(Labeled region entries)
○ ○ ○
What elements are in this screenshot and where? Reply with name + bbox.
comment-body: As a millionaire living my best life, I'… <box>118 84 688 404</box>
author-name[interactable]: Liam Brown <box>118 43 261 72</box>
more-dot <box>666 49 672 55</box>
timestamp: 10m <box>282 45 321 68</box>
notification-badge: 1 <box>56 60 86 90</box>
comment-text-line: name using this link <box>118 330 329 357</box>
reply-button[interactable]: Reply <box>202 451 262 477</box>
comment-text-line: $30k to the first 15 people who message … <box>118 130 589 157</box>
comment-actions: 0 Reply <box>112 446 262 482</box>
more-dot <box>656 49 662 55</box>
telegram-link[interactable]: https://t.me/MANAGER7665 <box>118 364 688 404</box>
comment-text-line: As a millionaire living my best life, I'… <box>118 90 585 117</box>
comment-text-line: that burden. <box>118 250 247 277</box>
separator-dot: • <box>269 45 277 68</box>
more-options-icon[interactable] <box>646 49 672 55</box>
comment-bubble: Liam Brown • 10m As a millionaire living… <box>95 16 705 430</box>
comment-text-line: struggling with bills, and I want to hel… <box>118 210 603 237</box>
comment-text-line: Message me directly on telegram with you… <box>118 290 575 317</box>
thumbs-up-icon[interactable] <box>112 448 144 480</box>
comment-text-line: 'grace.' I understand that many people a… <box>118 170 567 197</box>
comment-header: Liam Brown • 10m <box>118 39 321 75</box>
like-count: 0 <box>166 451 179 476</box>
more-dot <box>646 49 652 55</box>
○ ○ ○
_Exercise directions_.
Put each line of the data into a JSON list of strings, one string per line, skipping blank lines.

_Exercise solution_.
[
  "What elements are in this screenshot and where? Reply with name + bbox.",
  "comment-body: As a millionaire living my best life, I'… <box>118 84 688 404</box>",
  "author-name[interactable]: Liam Brown <box>118 43 261 72</box>",
  "more-dot <box>666 49 672 55</box>",
  "timestamp: 10m <box>282 45 321 68</box>",
  "notification-badge: 1 <box>56 60 86 90</box>",
  "comment-text-line: name using this link <box>118 330 329 357</box>",
  "reply-button[interactable]: Reply <box>202 451 262 477</box>",
  "comment-text-line: $30k to the first 15 people who message … <box>118 130 589 157</box>",
  "comment-actions: 0 Reply <box>112 446 262 482</box>",
  "more-dot <box>656 49 662 55</box>",
  "telegram-link[interactable]: https://t.me/MANAGER7665 <box>118 364 688 404</box>",
  "comment-text-line: As a millionaire living my best life, I'… <box>118 90 585 117</box>",
  "comment-text-line: that burden. <box>118 250 247 277</box>",
  "separator-dot: • <box>269 45 277 68</box>",
  "more-options-icon[interactable] <box>646 49 672 55</box>",
  "comment-bubble: Liam Brown • 10m As a millionaire living… <box>95 16 705 430</box>",
  "comment-text-line: struggling with bills, and I want to hel… <box>118 210 603 237</box>",
  "comment-text-line: Message me directly on telegram with you… <box>118 290 575 317</box>",
  "thumbs-up-icon[interactable] <box>112 448 144 480</box>",
  "comment-text-line: 'grace.' I understand that many people a… <box>118 170 567 197</box>",
  "comment-header: Liam Brown • 10m <box>118 39 321 75</box>",
  "like-count: 0 <box>166 451 179 476</box>",
  "more-dot <box>646 49 652 55</box>"
]